Problem details
Look through the material and copy each line holding "γραμμές".

───

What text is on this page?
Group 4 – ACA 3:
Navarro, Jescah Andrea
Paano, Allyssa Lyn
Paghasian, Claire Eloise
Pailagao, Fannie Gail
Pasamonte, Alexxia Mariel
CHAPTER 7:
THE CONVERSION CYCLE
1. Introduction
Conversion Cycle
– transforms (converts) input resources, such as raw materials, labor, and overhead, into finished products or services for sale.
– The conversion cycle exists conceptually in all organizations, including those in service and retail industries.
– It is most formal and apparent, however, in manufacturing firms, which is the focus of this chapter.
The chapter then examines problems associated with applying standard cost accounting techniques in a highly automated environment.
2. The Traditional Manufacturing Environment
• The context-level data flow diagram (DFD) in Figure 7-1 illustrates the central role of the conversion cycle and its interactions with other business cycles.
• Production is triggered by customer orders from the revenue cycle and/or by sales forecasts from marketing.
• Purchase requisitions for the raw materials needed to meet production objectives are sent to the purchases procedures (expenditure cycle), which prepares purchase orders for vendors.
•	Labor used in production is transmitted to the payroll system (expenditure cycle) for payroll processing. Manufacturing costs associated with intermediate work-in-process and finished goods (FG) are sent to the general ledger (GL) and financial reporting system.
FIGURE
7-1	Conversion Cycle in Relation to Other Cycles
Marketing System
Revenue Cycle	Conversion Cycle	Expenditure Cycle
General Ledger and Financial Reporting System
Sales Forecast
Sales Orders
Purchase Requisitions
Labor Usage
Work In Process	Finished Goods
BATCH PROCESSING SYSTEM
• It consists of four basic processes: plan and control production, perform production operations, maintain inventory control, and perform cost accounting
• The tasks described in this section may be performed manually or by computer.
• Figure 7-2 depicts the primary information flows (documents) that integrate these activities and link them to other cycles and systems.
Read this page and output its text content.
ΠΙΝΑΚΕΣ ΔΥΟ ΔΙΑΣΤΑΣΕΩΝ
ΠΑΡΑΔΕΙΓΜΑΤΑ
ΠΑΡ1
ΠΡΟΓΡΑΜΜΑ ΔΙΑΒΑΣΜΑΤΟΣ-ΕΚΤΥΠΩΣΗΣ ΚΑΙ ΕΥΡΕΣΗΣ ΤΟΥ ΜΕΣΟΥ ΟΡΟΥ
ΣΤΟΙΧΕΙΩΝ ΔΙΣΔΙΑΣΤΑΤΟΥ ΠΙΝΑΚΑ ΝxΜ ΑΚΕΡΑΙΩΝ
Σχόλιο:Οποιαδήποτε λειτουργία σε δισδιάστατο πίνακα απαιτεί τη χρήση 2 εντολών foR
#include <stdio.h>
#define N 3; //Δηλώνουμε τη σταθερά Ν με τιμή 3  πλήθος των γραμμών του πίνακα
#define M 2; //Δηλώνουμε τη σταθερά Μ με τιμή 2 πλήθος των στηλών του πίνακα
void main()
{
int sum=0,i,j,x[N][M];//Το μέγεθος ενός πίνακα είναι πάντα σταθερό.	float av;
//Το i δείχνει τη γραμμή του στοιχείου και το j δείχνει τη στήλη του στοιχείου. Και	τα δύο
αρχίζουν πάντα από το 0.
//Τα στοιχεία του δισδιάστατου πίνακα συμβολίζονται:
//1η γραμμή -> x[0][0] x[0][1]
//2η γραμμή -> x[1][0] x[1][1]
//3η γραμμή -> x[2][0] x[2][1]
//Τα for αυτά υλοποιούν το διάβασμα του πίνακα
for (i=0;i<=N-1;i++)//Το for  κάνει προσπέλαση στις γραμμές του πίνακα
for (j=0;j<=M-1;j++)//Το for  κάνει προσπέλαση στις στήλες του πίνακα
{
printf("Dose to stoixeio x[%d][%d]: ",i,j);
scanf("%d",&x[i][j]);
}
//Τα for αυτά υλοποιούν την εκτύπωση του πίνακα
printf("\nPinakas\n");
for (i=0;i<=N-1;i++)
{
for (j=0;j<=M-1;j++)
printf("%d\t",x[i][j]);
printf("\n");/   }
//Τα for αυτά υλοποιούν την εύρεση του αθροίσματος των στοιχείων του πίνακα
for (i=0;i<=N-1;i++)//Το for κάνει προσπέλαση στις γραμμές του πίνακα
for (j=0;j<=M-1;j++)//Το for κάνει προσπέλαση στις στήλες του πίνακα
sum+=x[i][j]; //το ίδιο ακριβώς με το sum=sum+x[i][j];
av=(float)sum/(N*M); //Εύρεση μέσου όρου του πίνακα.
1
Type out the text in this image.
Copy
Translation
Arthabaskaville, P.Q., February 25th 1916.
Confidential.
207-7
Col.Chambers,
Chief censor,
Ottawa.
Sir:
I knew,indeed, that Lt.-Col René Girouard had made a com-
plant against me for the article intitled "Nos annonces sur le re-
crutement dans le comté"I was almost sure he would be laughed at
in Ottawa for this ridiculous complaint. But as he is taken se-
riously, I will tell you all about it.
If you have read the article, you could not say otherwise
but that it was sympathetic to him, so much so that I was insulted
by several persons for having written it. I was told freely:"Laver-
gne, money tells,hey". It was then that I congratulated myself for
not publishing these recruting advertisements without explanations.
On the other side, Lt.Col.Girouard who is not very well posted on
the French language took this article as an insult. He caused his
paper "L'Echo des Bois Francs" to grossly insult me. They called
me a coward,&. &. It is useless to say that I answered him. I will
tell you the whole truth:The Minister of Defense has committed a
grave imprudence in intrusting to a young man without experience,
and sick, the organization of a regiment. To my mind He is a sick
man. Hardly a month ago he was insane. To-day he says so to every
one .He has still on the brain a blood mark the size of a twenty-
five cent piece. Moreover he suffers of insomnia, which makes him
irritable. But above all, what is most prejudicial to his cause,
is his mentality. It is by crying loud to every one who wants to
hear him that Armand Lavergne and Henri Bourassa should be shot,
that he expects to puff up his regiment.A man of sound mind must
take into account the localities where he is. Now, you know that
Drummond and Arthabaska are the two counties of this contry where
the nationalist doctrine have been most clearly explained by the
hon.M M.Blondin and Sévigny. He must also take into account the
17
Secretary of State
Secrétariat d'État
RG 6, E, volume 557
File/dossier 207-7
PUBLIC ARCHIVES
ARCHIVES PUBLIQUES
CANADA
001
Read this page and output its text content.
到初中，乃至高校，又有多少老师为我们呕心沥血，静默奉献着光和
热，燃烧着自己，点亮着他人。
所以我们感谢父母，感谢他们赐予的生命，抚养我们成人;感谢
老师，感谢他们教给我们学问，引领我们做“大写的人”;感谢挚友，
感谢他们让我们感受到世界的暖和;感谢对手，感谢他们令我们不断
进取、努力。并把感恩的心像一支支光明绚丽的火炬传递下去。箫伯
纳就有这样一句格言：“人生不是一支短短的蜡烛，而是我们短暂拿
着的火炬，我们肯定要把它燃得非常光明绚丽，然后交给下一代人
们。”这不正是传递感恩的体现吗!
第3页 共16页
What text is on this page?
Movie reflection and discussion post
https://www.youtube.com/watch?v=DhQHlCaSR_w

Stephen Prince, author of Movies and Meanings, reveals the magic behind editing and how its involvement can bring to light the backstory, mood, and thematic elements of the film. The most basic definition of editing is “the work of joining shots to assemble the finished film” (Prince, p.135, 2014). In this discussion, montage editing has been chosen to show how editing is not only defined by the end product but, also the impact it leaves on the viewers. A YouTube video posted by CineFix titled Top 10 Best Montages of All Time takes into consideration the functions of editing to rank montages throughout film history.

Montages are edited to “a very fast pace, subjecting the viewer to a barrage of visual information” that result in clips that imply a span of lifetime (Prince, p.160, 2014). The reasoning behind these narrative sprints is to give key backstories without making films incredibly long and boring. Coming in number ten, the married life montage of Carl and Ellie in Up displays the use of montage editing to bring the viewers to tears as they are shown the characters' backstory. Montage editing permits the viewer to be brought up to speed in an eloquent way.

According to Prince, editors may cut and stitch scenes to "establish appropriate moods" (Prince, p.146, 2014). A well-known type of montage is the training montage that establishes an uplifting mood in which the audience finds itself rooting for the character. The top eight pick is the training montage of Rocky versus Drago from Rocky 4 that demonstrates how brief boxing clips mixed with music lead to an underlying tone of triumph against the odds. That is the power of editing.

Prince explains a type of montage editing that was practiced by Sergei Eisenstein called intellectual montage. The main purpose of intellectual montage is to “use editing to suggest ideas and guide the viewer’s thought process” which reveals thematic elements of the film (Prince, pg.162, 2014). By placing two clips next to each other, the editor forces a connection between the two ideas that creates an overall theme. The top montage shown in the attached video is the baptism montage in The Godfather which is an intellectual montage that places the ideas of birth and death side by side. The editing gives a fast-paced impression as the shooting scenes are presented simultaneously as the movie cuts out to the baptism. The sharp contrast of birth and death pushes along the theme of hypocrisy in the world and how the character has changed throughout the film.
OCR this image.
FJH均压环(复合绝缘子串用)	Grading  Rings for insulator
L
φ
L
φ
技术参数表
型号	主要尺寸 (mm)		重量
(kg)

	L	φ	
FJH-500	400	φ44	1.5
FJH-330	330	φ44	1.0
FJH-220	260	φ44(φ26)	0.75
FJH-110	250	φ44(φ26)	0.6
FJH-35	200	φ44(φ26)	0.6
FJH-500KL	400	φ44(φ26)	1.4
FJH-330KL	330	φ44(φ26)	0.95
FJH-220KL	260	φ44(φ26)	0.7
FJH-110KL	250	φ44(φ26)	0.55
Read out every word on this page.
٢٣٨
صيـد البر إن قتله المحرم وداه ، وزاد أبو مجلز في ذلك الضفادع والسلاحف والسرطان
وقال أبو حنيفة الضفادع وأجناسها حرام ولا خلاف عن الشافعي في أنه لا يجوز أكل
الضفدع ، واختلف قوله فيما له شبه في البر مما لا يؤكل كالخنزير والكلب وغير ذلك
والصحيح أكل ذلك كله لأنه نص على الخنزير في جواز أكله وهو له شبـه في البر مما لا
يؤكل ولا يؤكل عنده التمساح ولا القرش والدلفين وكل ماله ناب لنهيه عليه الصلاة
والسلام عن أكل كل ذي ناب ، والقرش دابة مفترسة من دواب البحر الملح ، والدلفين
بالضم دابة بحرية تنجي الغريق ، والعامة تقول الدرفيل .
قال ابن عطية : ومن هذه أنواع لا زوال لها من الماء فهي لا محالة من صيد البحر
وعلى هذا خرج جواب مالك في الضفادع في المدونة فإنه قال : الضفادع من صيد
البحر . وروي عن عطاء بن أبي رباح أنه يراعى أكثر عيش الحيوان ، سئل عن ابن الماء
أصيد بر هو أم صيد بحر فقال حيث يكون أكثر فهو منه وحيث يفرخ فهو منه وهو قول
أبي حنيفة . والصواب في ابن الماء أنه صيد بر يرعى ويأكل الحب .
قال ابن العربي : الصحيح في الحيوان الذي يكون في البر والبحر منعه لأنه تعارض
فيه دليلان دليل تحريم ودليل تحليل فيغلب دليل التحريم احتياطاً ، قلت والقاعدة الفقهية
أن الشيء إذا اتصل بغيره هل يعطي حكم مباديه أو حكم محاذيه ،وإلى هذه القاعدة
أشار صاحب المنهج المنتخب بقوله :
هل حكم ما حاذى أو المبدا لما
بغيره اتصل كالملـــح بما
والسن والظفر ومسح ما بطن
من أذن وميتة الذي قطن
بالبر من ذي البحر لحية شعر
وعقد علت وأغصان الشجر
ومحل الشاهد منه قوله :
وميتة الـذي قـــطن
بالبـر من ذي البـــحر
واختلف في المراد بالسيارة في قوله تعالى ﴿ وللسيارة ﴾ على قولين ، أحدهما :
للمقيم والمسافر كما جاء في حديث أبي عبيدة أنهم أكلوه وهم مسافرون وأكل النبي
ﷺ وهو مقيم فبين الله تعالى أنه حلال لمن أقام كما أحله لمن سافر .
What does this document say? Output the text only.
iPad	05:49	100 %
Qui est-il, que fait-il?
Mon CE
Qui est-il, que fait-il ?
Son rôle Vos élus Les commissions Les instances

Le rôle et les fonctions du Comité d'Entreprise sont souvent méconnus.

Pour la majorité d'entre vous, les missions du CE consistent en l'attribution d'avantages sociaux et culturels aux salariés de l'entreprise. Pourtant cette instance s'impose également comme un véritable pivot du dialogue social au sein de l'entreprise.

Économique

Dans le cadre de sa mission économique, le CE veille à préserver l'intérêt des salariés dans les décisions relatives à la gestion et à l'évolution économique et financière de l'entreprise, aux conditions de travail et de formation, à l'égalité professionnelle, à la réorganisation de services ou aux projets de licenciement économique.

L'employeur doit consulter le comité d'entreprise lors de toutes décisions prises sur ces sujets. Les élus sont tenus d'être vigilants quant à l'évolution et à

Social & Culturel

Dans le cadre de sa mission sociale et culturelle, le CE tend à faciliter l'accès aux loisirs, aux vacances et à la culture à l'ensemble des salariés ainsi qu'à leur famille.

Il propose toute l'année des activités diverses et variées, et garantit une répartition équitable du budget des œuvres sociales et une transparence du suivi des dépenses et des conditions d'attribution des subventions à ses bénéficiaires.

───

Full solution
for (i=0;i<=N-1;i++)//Το for  κάνει προσπέλαση στις γραμμές του πίνακα
for (i=0;i<=N-1;i++)//Το for κάνει προσπέλαση στις γραμμές του πίνακα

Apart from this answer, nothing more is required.